Please report every line from the material that contains the word "house".
'''
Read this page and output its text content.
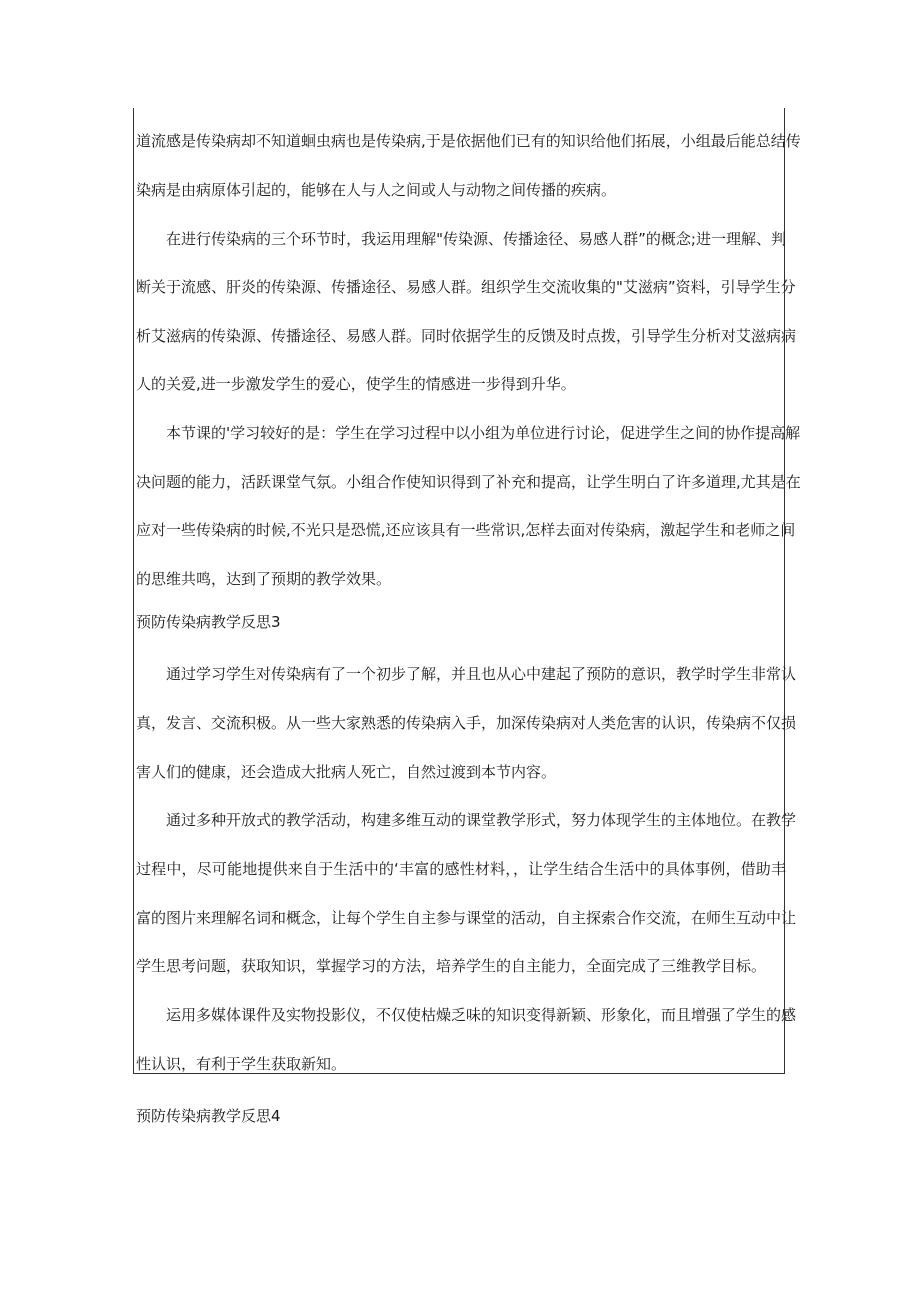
道流感是传染病却不知道蛔虫病也是传染病,于是依据他们已有的知识给他们拓展，小组最后能总结传
染病是由病原体引起的，能够在人与人之间或人与动物之间传播的疾病。
在进行传染病的三个环节时，我运用理解"传染源、传播途径、易感人群”的概念;进一理解、判
断关于流感、肝炎的传染源、传播途径、易感人群。组织学生交流收集的"艾滋病”资料，引导学生分
析艾滋病的传染源、传播途径、易感人群。同时依据学生的反馈及时点拨，引导学生分析对艾滋病病
人的关爱,进一步激发学生的爱心，使学生的情感进一步得到升华。
本节课的'学习较好的是：学生在学习过程中以小组为单位进行讨论，促进学生之间的协作提高解
决问题的能力，活跃课堂气氛。小组合作使知识得到了补充和提高，让学生明白了许多道理,尤其是在
应对一些传染病的时候,不光只是恐慌,还应该具有一些常识,怎样去面对传染病，激起学生和老师之间
的思维共鸣，达到了预期的教学效果。
预防传染病教学反思3
通过学习学生对传染病有了一个初步了解，并且也从心中建起了预防的意识，教学时学生非常认
真，发言、交流积极。从一些大家熟悉的传染病入手，加深传染病对人类危害的认识，传染病不仅损
害人们的健康，还会造成大批病人死亡，自然过渡到本节内容。
通过多种开放式的教学活动，构建多维互动的课堂教学形式，努力体现学生的主体地位。在教学
过程中，尽可能地提供来自于生活中的‘丰富的感性材料，，让学生结合生活中的具体事例，借助丰
富的图片来理解名词和概念，让每个学生自主参与课堂的活动，自主探索合作交流，在师生互动中让
学生思考问题，获取知识，掌握学习的方法，培养学生的自主能力，全面完成了三维教学目标。
运用多媒体课件及实物投影仪，不仅使枯燥乏味的知识变得新颖、形象化，而且增强了学生的感
性认识，有利于学生获取新知。
预防传染病教学反思4
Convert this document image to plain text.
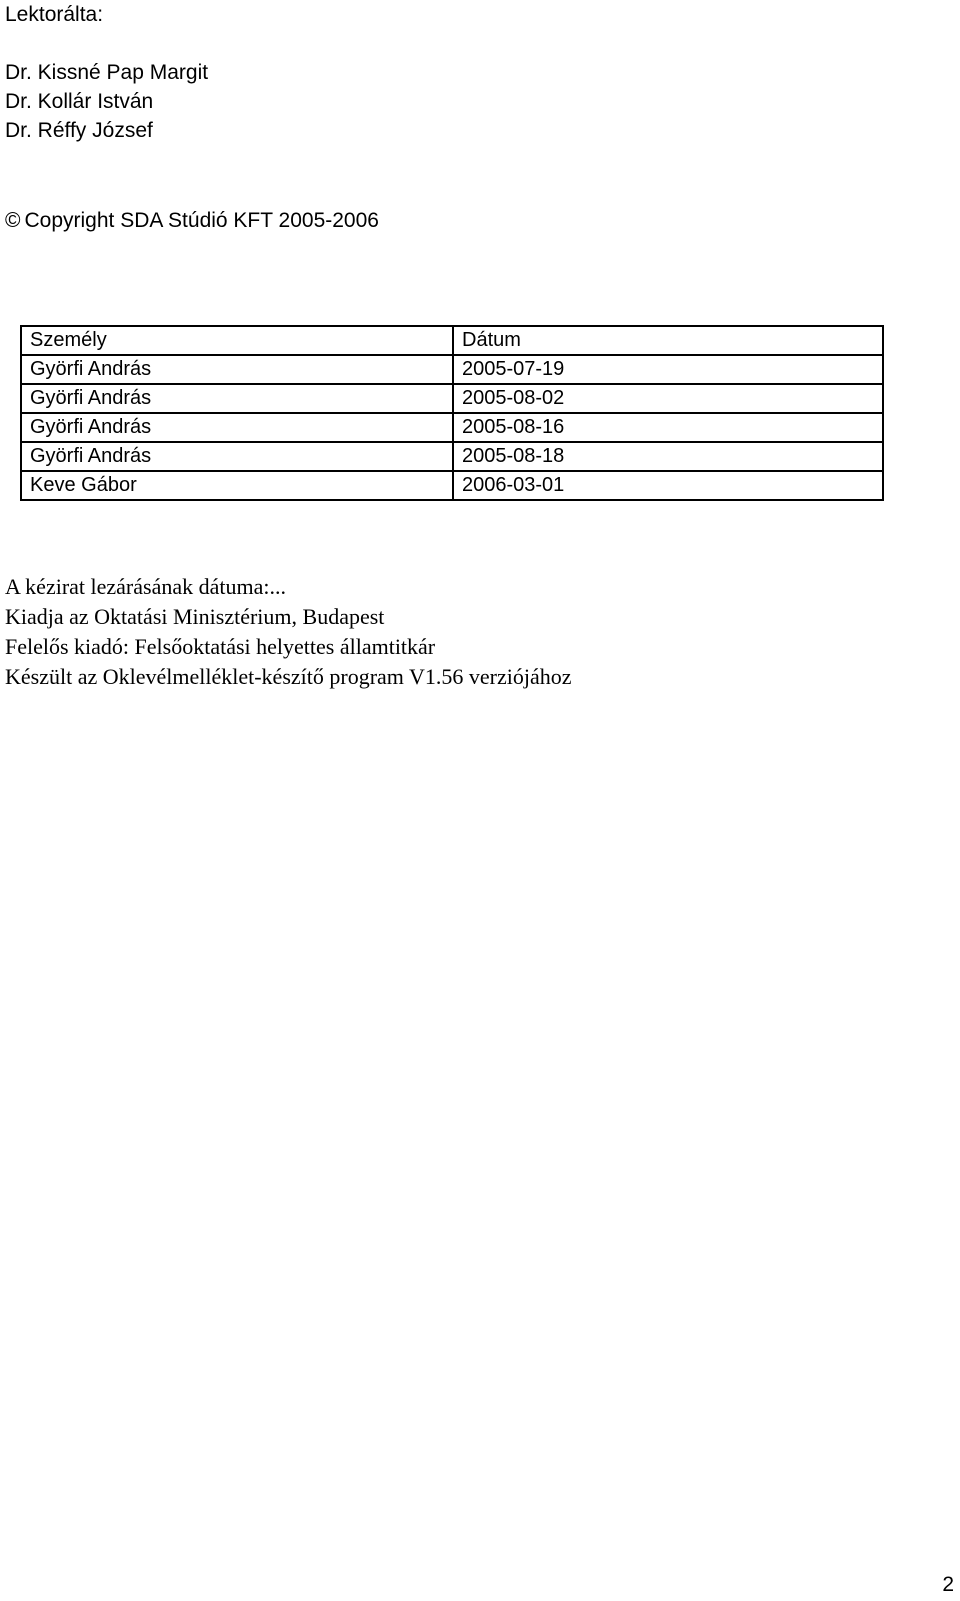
Lektorálta:
Dr. Kissné Pap Margit
Dr. Kollár István
Dr. Réffy József
© Copyright SDA Stúdió KFT 2005-2006
Személy	Dátum
Györfi András	2005-07-19
Györfi András	2005-08-02
Györfi András	2005-08-16
Györfi András	2005-08-18
Keve Gábor	2006-03-01
A kézirat lezárásának dátuma:...
Kiadja az Oktatási Minisztérium, Budapest
Felelős kiadó: Felsőoktatási helyettes államtitkár
Készült az Oklevélmelléklet-készítő program V1.56 verziójához
2
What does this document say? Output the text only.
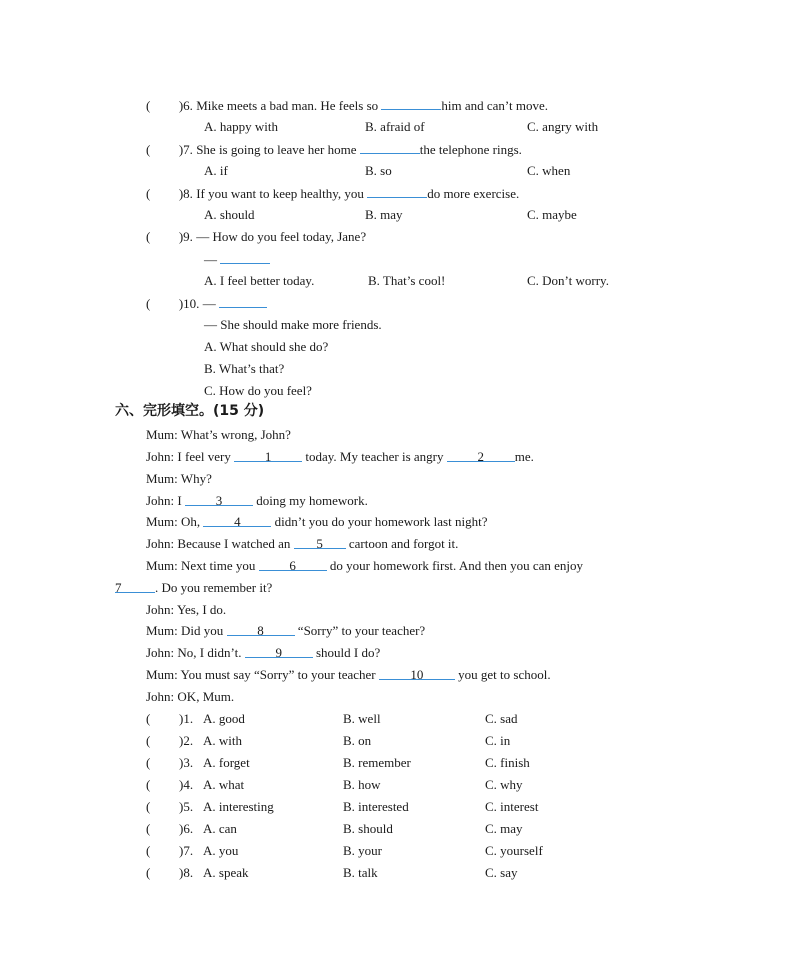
( )6. Mike meets a bad man. He feels so	him and can’t move.
A. happy with	B. afraid of	C. angry with
( )7. She is going to leave her home	the telephone rings.
A. if	B. so	C. when
( )8. If you want to keep healthy, you	do more exercise.
A. should	B. may	C. maybe
( )9. — How do you feel today, Jane?
—
A. I feel better today.	B. That’s cool!	C. Don’t worry.
( )10. —
— She should make more friends.
A. What should she do?
B. What’s that?
C. How do you feel?
六、完形填空。(15 分)
Mum: What’s wrong, John?
John: I feel very	1	today. My teacher is angry	2 me.
Mum: Why?
John: I	3	doing my homework.
Mum: Oh,	4	didn’t you do your homework last night?
John: Because I watched an 5 cartoon and forgot it.
Mum: Next time you	6	do your homework first. And then you can enjoy
7	. Do you remember it?
John: Yes, I do.
Mum: Did you	8	“Sorry” to your teacher?
John: No, I didn’t.	9	should I do?
Mum: You must say “Sorry” to your teacher	10	you get to school.
John: OK, Mum.
( )1. A. good	B. well	C. sad
( )2. A. with	B. on	C. in
( )3. A. forget	B. remember	C. finish
( )4. A. what	B. how	C. why
( )5. A. interesting	B. interested	C. interest
( )6. A. can	B. should	C. may
( )7. A. you	B. your	C. yourself
( )8. A. speak	B. talk	C. say
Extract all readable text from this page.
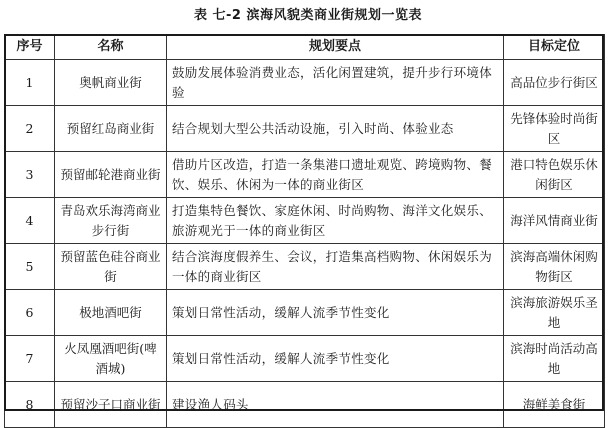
表 七-2 滨海风貌类商业街规划一览表
序号	名称	规划要点	目标定位
1	奥帆商业街	鼓励发展体验消费业态，活化闲置建筑，提升步行环境体验	高品位步行街区
2	预留红岛商业街	结合规划大型公共活动设施，引入时尚、体验业态	先锋体验时尚街区
3	预留邮轮港商业街	借助片区改造，打造一条集港口遗址观览、跨境购物、餐饮、娱乐、休闲为一体的商业街区	港口特色娱乐休闲街区
4	青岛欢乐海湾商业步行街	打造集特色餐饮、家庭休闲、时尚购物、海洋文化娱乐、旅游观光于一体的商业街区	海洋风情商业街
5	预留蓝色硅谷商业街	结合滨海度假养生、会议，打造集高档购物、休闲娱乐为一体的商业街区	滨海高端休闲购物街区
6	极地酒吧街	策划日常性活动，缓解人流季节性变化	滨海旅游娱乐圣地
7	火凤凰酒吧街(啤酒城)	策划日常性活动，缓解人流季节性变化	滨海时尚活动高地
8	预留沙子口商业街	建设渔人码头	海鲜美食街
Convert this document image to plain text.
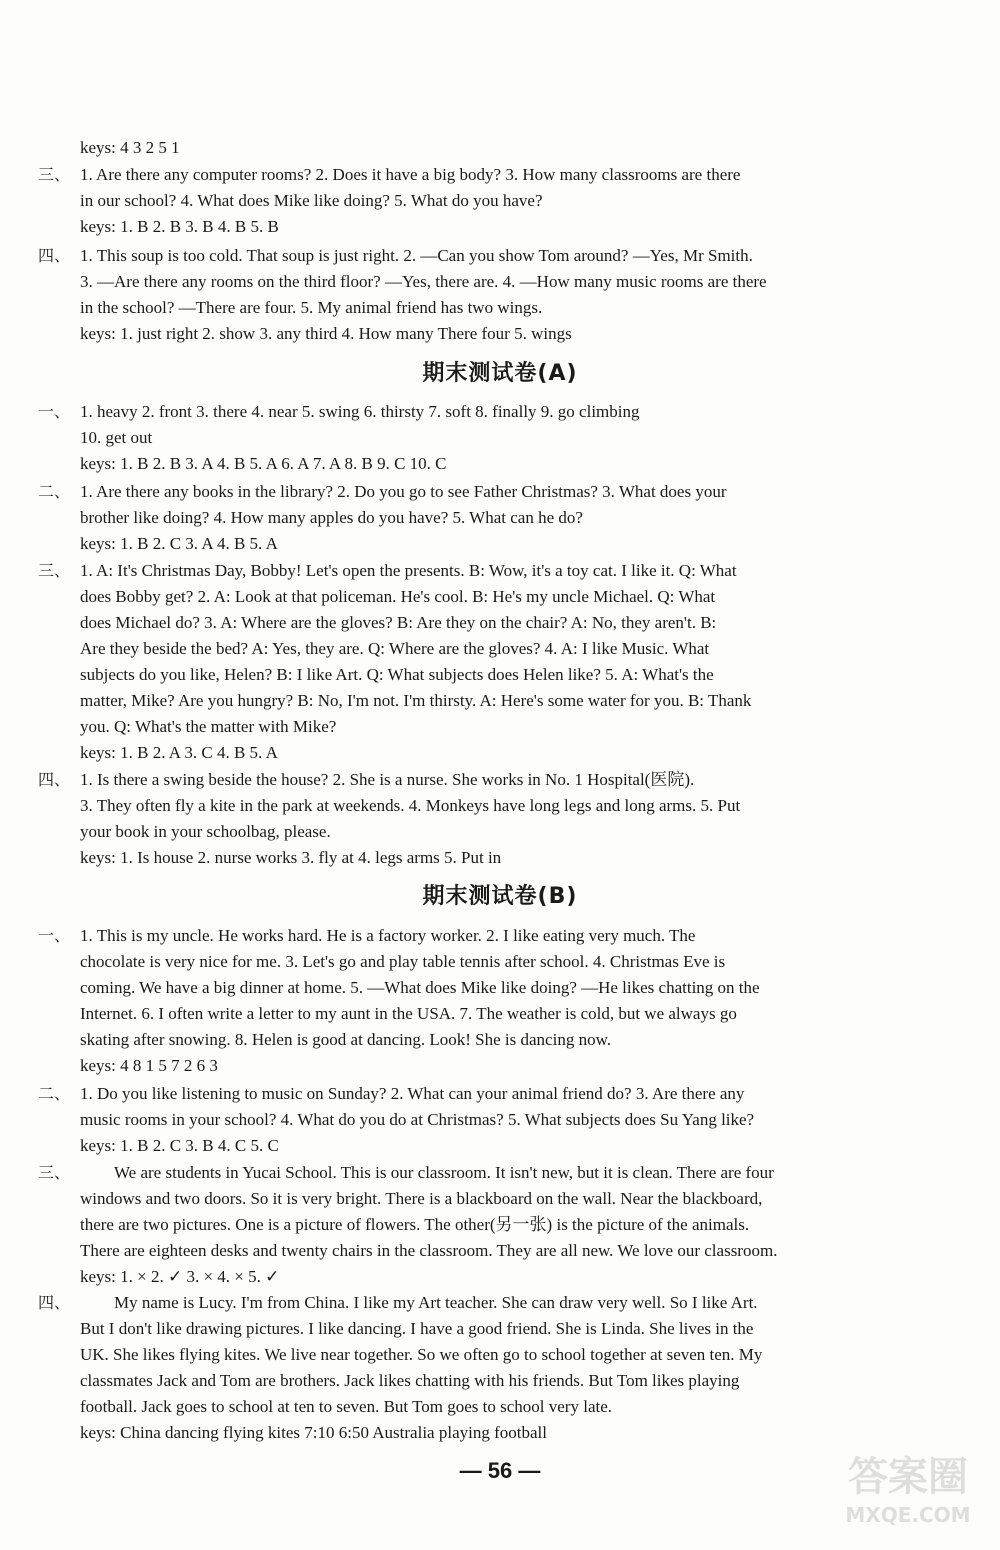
keys: 4 3 2 5 1
三、 1. Are there any computer rooms? 2. Does it have a big body? 3. How many classrooms are there
in our school? 4. What does Mike like doing? 5. What do you have?
keys: 1. B 2. B 3. B 4. B 5. B
四、 1. This soup is too cold. That soup is just right. 2. —Can you show Tom around? —Yes, Mr Smith.
3. —Are there any rooms on the third floor? —Yes, there are. 4. —How many music rooms are there
in the school? —There are four. 5. My animal friend has two wings.
keys: 1. just right 2. show 3. any third 4. How many There four 5. wings
期末测试卷(A)
一、 1. heavy 2. front 3. there 4. near 5. swing 6. thirsty 7. soft 8. finally 9. go climbing
10. get out
keys: 1. B 2. B 3. A 4. B 5. A 6. A 7. A 8. B 9. C 10. C
二、 1. Are there any books in the library? 2. Do you go to see Father Christmas? 3. What does your
brother like doing? 4. How many apples do you have? 5. What can he do?
keys: 1. B 2. C 3. A 4. B 5. A
三、 1. A: It's Christmas Day, Bobby! Let's open the presents. B: Wow, it's a toy cat. I like it. Q: What
does Bobby get? 2. A: Look at that policeman. He's cool. B: He's my uncle Michael. Q: What
does Michael do? 3. A: Where are the gloves? B: Are they on the chair? A: No, they aren't. B:
Are they beside the bed? A: Yes, they are. Q: Where are the gloves? 4. A: I like Music. What
subjects do you like, Helen? B: I like Art. Q: What subjects does Helen like? 5. A: What's the
matter, Mike? Are you hungry? B: No, I'm not. I'm thirsty. A: Here's some water for you. B: Thank
you. Q: What's the matter with Mike?
keys: 1. B 2. A 3. C 4. B 5. A
四、 1. Is there a swing beside the house? 2. She is a nurse. She works in No. 1 Hospital(医院).
3. They often fly a kite in the park at weekends. 4. Monkeys have long legs and long arms. 5. Put
your book in your schoolbag, please.
keys: 1. Is house 2. nurse works 3. fly at 4. legs arms 5. Put in
期末测试卷(B)
一、 1. This is my uncle. He works hard. He is a factory worker. 2. I like eating very much. The
chocolate is very nice for me. 3. Let's go and play table tennis after school. 4. Christmas Eve is
coming. We have a big dinner at home. 5. —What does Mike like doing? —He likes chatting on the
Internet. 6. I often write a letter to my aunt in the USA. 7. The weather is cold, but we always go
skating after snowing. 8. Helen is good at dancing. Look! She is dancing now.
keys: 4 8 1 5 7 2 6 3
二、 1. Do you like listening to music on Sunday? 2. What can your animal friend do? 3. Are there any
music rooms in your school? 4. What do you do at Christmas? 5. What subjects does Su Yang like?
keys: 1. B 2. C 3. B 4. C 5. C
三、	We are students in Yucai School. This is our classroom. It isn't new, but it is clean. There are four
windows and two doors. So it is very bright. There is a blackboard on the wall. Near the blackboard,
there are two pictures. One is a picture of flowers. The other(另一张) is the picture of the animals.
There are eighteen desks and twenty chairs in the classroom. They are all new. We love our classroom.
keys: 1. × 2. ✓ 3. × 4. × 5. ✓
四、	My name is Lucy. I'm from China. I like my Art teacher. She can draw very well. So I like Art.
But I don't like drawing pictures. I like dancing. I have a good friend. She is Linda. She lives in the
UK. She likes flying kites. We live near together. So we often go to school together at seven ten. My
classmates Jack and Tom are brothers. Jack likes chatting with his friends. But Tom likes playing
football. Jack goes to school at ten to seven. But Tom goes to school very late.
keys: China dancing flying kites 7:10 6:50 Australia playing football
— 56 —	答案圈
MXQE.COM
'''
» Exercise solution
四、 1. Is there a swing beside the house? 2. She is a nurse. She works in No. 1 Hospital(医院).
keys: 1. Is house 2. nurse works 3. fly at 4. legs arms 5. Put in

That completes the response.